» **Written exercise**
Transcribe every line of the records verbatim.

>> start Given records

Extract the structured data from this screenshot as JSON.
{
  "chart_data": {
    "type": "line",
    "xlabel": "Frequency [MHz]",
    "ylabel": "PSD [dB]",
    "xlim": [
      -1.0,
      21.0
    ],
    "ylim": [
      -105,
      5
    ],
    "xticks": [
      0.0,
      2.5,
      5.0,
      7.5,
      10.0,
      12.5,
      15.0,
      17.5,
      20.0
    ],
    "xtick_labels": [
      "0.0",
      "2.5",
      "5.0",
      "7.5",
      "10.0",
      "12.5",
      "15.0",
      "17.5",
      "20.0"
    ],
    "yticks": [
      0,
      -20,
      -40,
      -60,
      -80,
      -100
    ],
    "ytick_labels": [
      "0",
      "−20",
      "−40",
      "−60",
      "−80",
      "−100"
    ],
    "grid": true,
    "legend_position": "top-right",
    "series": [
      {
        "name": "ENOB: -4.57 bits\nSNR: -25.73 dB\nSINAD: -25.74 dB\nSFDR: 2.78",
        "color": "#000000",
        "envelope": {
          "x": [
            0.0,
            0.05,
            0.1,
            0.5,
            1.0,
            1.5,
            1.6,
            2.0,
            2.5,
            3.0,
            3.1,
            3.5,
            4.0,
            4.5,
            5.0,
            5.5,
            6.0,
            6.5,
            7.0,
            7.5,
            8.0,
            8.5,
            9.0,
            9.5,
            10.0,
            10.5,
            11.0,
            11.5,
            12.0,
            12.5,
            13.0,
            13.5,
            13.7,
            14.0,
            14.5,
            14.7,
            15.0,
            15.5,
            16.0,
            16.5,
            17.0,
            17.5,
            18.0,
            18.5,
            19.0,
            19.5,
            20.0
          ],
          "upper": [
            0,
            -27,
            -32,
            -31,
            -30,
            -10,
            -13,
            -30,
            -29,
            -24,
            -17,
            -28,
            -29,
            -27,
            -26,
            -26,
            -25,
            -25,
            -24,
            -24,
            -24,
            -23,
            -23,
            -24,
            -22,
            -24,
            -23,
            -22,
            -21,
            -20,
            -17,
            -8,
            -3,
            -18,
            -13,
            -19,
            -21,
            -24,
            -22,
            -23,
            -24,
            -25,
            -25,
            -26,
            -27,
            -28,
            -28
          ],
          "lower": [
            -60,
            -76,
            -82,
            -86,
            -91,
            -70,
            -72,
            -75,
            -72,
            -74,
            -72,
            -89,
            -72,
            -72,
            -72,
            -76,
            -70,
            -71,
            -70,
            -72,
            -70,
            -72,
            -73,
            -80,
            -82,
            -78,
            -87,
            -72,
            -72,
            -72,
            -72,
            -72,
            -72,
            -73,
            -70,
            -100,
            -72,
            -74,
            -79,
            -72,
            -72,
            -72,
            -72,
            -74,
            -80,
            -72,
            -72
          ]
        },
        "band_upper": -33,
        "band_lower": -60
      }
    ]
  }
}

>> end Given records

» **Full output**
Extract the structured data from this screenshot as JSON.
{
  "chart_data": {
    "type": "line",
    "xlabel": "Frequency [MHz]",
    "ylabel": "PSD [dB]",
    "xlim": [
      -1.0,
      21.0
    ],
    "ylim": [
      -105,
      5
    ],
    "xticks": [
      0.0,
      2.5,
      5.0,
      7.5,
      10.0,
      12.5,
      15.0,
      17.5,
      20.0
    ],
    "xtick_labels": [
      "0.0",
      "2.5",
      "5.0",
      "7.5",
      "10.0",
      "12.5",
      "15.0",
      "17.5",
      "20.0"
    ],
    "yticks": [
      0,
      -20,
      -40,
      -60,
      -80,
      -100
    ],
    "ytick_labels": [
      "0",
      "−20",
      "−40",
      "−60",
      "−80",
      "−100"
    ],
    "grid": true,
    "legend_position": "top-right",
    "series": [
      {
        "name": "ENOB: -4.57 bits\nSNR: -25.73 dB\nSINAD: -25.74 dB\nSFDR: 2.78",
        "color": "#000000",
        "envelope": {
          "x": [
            0.0,
            0.05,
            0.1,
            0.5,
            1.0,
            1.5,
            1.6,
            2.0,
            2.5,
            3.0,
            3.1,
            3.5,
            4.0,
            4.5,
            5.0,
            5.5,
            6.0,
            6.5,
            7.0,
            7.5,
            8.0,
            8.5,
            9.0,
            9.5,
            10.0,
            10.5,
            11.0,
            11.5,
            12.0,
            12.5,
            13.0,
            13.5,
            13.7,
            14.0,
            14.5,
            14.7,
            15.0,
            15.5,
            16.0,
            16.5,
            17.0,
            17.5,
            18.0,
            18.5,
            19.0,
            19.5,
            20.0
          ],
          "upper": [
            0,
            -27,
            -32,
            -31,
            -30,
            -10,
            -13,
            -30,
            -29,
            -24,
            -17,
            -28,
            -29,
            -27,
            -26,
            -26,
            -25,
            -25,
            -24,
            -24,
            -24,
            -23,
            -23,
            -24,
            -22,
            -24,
            -23,
            -22,
            -21,
            -20,
            -17,
            -8,
            -3,
            -18,
            -13,
            -19,
            -21,
            -24,
            -22,
            -23,
            -24,
            -25,
            -25,
            -26,
            -27,
            -28,
            -28
          ],
          "lower": [
            -60,
            -76,
            -82,
            -86,
            -91,
            -70,
            -72,
            -75,
            -72,
            -74,
            -72,
            -89,
            -72,
            -72,
            -72,
            -76,
            -70,
            -71,
            -70,
            -72,
            -70,
            -72,
            -73,
            -80,
            -82,
            -78,
            -87,
            -72,
            -72,
            -72,
            -72,
            -72,
            -72,
            -73,
            -70,
            -100,
            -72,
            -74,
            -79,
            -72,
            -72,
            -72,
            -72,
            -74,
            -80,
            -72,
            -72
          ]
        },
        "band_upper": -33,
        "band_lower": -60
      }
    ]
  }
}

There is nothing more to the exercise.